- Entries with figure data -
>> Start

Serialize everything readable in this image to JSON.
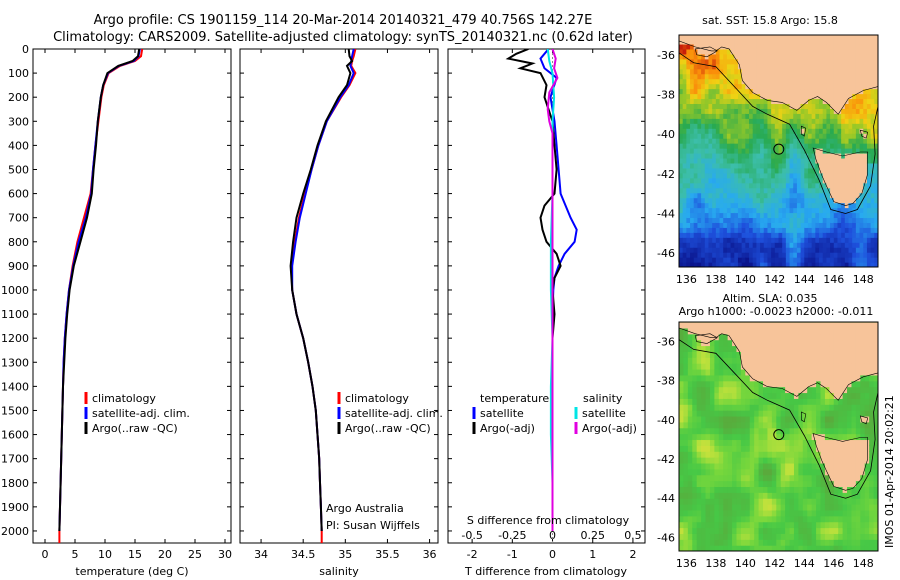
{
  "title": {
    "line1": "Argo profile: CS 1901159_114 20-Mar-2014 20140321_479 40.756S 142.27E",
    "line2": "Climatology: CARS2009. Satellite-adjusted climatology: synTS_20140321.nc (0.62d later)"
  },
  "chart_data": [
    {
      "type": "line",
      "name": "temperature-panel",
      "xlabel": "temperature (deg C)",
      "ylabel": "",
      "xlim": [
        -2,
        31
      ],
      "ylim": [
        2050,
        0
      ],
      "xticks": [
        0,
        5,
        10,
        15,
        20,
        25,
        30
      ],
      "yticks": [
        0,
        100,
        200,
        300,
        400,
        500,
        600,
        700,
        800,
        900,
        1000,
        1100,
        1200,
        1300,
        1400,
        1500,
        1600,
        1700,
        1800,
        1900,
        2000
      ],
      "legend": {
        "placement": "lower-center",
        "entries": [
          "climatology",
          "satellite-adj. clim.",
          "Argo(..raw -QC)"
        ]
      },
      "series": [
        {
          "name": "climatology",
          "color": "#ff0000",
          "depth": [
            0,
            30,
            50,
            70,
            100,
            150,
            200,
            300,
            400,
            500,
            600,
            700,
            800,
            900,
            1000,
            1100,
            1200,
            1300,
            1400,
            1500,
            1600,
            1700,
            1800,
            1900,
            2000,
            2050
          ],
          "values": [
            16.2,
            16.0,
            15.0,
            12.5,
            10.6,
            9.8,
            9.4,
            8.9,
            8.4,
            8.0,
            7.6,
            6.5,
            5.4,
            4.6,
            4.0,
            3.6,
            3.3,
            3.1,
            3.0,
            2.9,
            2.8,
            2.7,
            2.6,
            2.5,
            2.4,
            2.4
          ]
        },
        {
          "name": "satellite-adj. clim.",
          "color": "#0000ff",
          "depth": [
            0,
            30,
            50,
            70,
            100,
            150,
            200,
            300,
            400,
            500,
            600,
            700,
            800,
            900,
            1000,
            1100,
            1200,
            1300,
            1400,
            1500,
            1600,
            1700,
            1800,
            1900,
            2000
          ],
          "values": [
            15.8,
            15.6,
            14.8,
            12.3,
            10.5,
            9.7,
            9.3,
            8.8,
            8.4,
            8.0,
            7.7,
            6.8,
            5.6,
            4.7,
            4.0,
            3.6,
            3.3,
            3.1,
            3.0,
            2.9,
            2.8,
            2.7,
            2.6,
            2.5,
            2.4
          ]
        },
        {
          "name": "Argo(..raw -QC)",
          "color": "#000000",
          "depth": [
            0,
            30,
            50,
            70,
            100,
            150,
            200,
            300,
            400,
            500,
            600,
            700,
            800,
            900,
            1000,
            1100,
            1200,
            1300,
            1400,
            1500,
            1600,
            1700,
            1800,
            1900,
            2000
          ],
          "values": [
            15.7,
            15.5,
            14.6,
            12.2,
            10.4,
            9.7,
            9.3,
            8.8,
            8.5,
            8.1,
            7.8,
            7.0,
            5.9,
            4.8,
            4.1,
            3.7,
            3.4,
            3.2,
            3.0,
            2.9,
            2.8,
            2.7,
            2.6,
            2.5,
            2.4
          ]
        }
      ]
    },
    {
      "type": "line",
      "name": "salinity-panel",
      "xlabel": "salinity",
      "ylabel": "",
      "xlim": [
        33.75,
        36.1
      ],
      "ylim": [
        2050,
        0
      ],
      "xticks": [
        34,
        34.5,
        35,
        35.5,
        36
      ],
      "legend": {
        "placement": "lower-center",
        "entries": [
          "climatology",
          "satellite-adj. clim.",
          "Argo(..raw -QC)"
        ]
      },
      "annotation": [
        "Argo Australia",
        "PI: Susan Wijffels"
      ],
      "series": [
        {
          "name": "climatology",
          "color": "#ff0000",
          "depth": [
            0,
            30,
            50,
            70,
            100,
            150,
            200,
            300,
            400,
            500,
            600,
            700,
            800,
            900,
            1000,
            1100,
            1200,
            1300,
            1400,
            1500,
            1600,
            1700,
            1800,
            1900,
            2000,
            2050
          ],
          "values": [
            35.12,
            35.1,
            35.08,
            35.07,
            35.12,
            35.05,
            34.95,
            34.78,
            34.68,
            34.6,
            34.52,
            34.45,
            34.4,
            34.36,
            34.37,
            34.42,
            34.5,
            34.56,
            34.61,
            34.65,
            34.67,
            34.69,
            34.7,
            34.71,
            34.72,
            34.72
          ]
        },
        {
          "name": "satellite-adj. clim.",
          "color": "#0000ff",
          "depth": [
            0,
            30,
            50,
            70,
            100,
            150,
            200,
            300,
            400,
            500,
            600,
            700,
            800,
            900,
            1000,
            1100,
            1200,
            1300,
            1400,
            1500,
            1600,
            1700,
            1800,
            1900,
            2000
          ],
          "values": [
            35.1,
            35.08,
            35.07,
            35.06,
            35.1,
            35.04,
            34.94,
            34.78,
            34.68,
            34.6,
            34.53,
            34.46,
            34.41,
            34.37,
            34.37,
            34.42,
            34.5,
            34.56,
            34.61,
            34.65,
            34.67,
            34.69,
            34.7,
            34.71,
            34.72
          ]
        },
        {
          "name": "Argo(..raw -QC)",
          "color": "#000000",
          "depth": [
            0,
            30,
            50,
            70,
            100,
            150,
            200,
            300,
            400,
            500,
            600,
            700,
            800,
            900,
            1000,
            1100,
            1200,
            1300,
            1400,
            1500,
            1600,
            1700,
            1800,
            1900,
            2000
          ],
          "values": [
            35.04,
            35.05,
            35.08,
            35.02,
            35.06,
            35.02,
            34.92,
            34.77,
            34.67,
            34.59,
            34.5,
            34.42,
            34.38,
            34.35,
            34.37,
            34.42,
            34.5,
            34.56,
            34.61,
            34.65,
            34.67,
            34.69,
            34.7,
            34.71,
            34.72
          ]
        }
      ]
    },
    {
      "type": "line",
      "name": "difference-panel",
      "xlabel": "T difference from climatology",
      "top_xlabel": "S difference from climatology",
      "xlim": [
        -2.6,
        2.3
      ],
      "ylim": [
        2050,
        0
      ],
      "xticks": [
        -2,
        -1,
        0,
        1,
        2
      ],
      "top_xticks": [
        -0.5,
        -0.25,
        0,
        0.25,
        0.5
      ],
      "legend": {
        "placement": "lower-center",
        "temperature_title": "temperature",
        "salinity_title": "salinity",
        "entries": [
          "satellite",
          "Argo(-adj)",
          "satellite",
          "Argo(-adj)"
        ]
      },
      "series": [
        {
          "name": "T satellite",
          "color": "#0000ff",
          "depth": [
            0,
            40,
            80,
            120,
            200,
            300,
            400,
            500,
            600,
            700,
            750,
            800,
            850,
            900,
            950,
            1000,
            1100,
            1200,
            1400,
            1600,
            1800,
            2000
          ],
          "values": [
            -0.1,
            -0.3,
            -0.2,
            0.1,
            -0.05,
            0.05,
            0.1,
            0.15,
            0.2,
            0.45,
            0.6,
            0.55,
            0.3,
            0.15,
            0.05,
            0.02,
            0.0,
            0.0,
            0.0,
            0.0,
            0.0,
            0.0
          ]
        },
        {
          "name": "T Argo(-adj)",
          "color": "#000000",
          "depth": [
            0,
            20,
            40,
            60,
            80,
            100,
            150,
            200,
            300,
            400,
            500,
            600,
            650,
            700,
            750,
            800,
            850,
            900,
            950,
            1000,
            1100,
            1200,
            1400,
            1600,
            1800,
            2000
          ],
          "values": [
            -0.6,
            -0.9,
            -1.1,
            -0.5,
            -0.8,
            -0.3,
            -0.15,
            -0.2,
            0.0,
            0.05,
            0.1,
            0.05,
            -0.2,
            -0.3,
            -0.25,
            -0.15,
            0.1,
            0.2,
            0.05,
            0.0,
            0.05,
            0.0,
            0.0,
            0.0,
            0.0,
            0.0
          ]
        },
        {
          "name": "S satellite",
          "color": "#00e5e5",
          "depth": [
            0,
            50,
            100,
            200,
            300,
            400,
            600,
            800,
            1000,
            1200,
            1400,
            1600,
            1800,
            2000
          ],
          "values": [
            -0.03,
            -0.02,
            0.0,
            0.01,
            0.0,
            0.0,
            0.0,
            -0.01,
            -0.01,
            0.0,
            -0.01,
            -0.01,
            0.0,
            0.0
          ]
        },
        {
          "name": "S Argo(-adj)",
          "color": "#e000e0",
          "depth": [
            0,
            40,
            80,
            120,
            180,
            250,
            300,
            350,
            400,
            500,
            600,
            800,
            1000,
            1100,
            1200,
            1400,
            1600,
            1800,
            2000
          ],
          "values": [
            0.0,
            0.02,
            0.01,
            0.03,
            -0.02,
            -0.03,
            -0.02,
            0.0,
            0.0,
            0.0,
            0.0,
            0.0,
            0.0,
            0.0,
            0.0,
            0.0,
            0.0,
            0.0,
            0.0
          ]
        }
      ]
    },
    {
      "type": "heatmap",
      "name": "sst-map",
      "title": "sat. SST: 15.8  Argo: 15.8",
      "xlim": [
        135.5,
        149
      ],
      "ylim": [
        -46.7,
        -35
      ],
      "xticks": [
        136,
        138,
        140,
        142,
        144,
        146,
        148
      ],
      "yticks": [
        -36,
        -38,
        -40,
        -42,
        -44,
        -46
      ],
      "argo_position": {
        "lon": 142.27,
        "lat": -40.756
      }
    },
    {
      "type": "heatmap",
      "name": "sla-map",
      "title_line1": "Altim. SLA: 0.035",
      "title_line2": "Argo h1000: -0.0023  h2000: -0.011",
      "xlim": [
        135.5,
        149
      ],
      "ylim": [
        -46.7,
        -35
      ],
      "xticks": [
        136,
        138,
        140,
        142,
        144,
        146,
        148
      ],
      "yticks": [
        -36,
        -38,
        -40,
        -42,
        -44,
        -46
      ],
      "argo_position": {
        "lon": 142.27,
        "lat": -40.756
      },
      "side_label": "IMOS 01-Apr-2014 20:02:21"
    }
  ],
  "colors": {
    "climatology": "#ff0000",
    "satellite": "#0000ff",
    "argo": "#000000",
    "salinity_satellite": "#00e5e5",
    "salinity_argo": "#e000e0",
    "land": "#f7c49a"
  }
}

>> End

- DIRECTIONS -
Collect, from the material above, every line containing the word "difference".

- EXERCISE RESPONSE -
      "name": "difference-panel",
      "xlabel": "T difference from climatology",
      "top_xlabel": "S difference from climatology",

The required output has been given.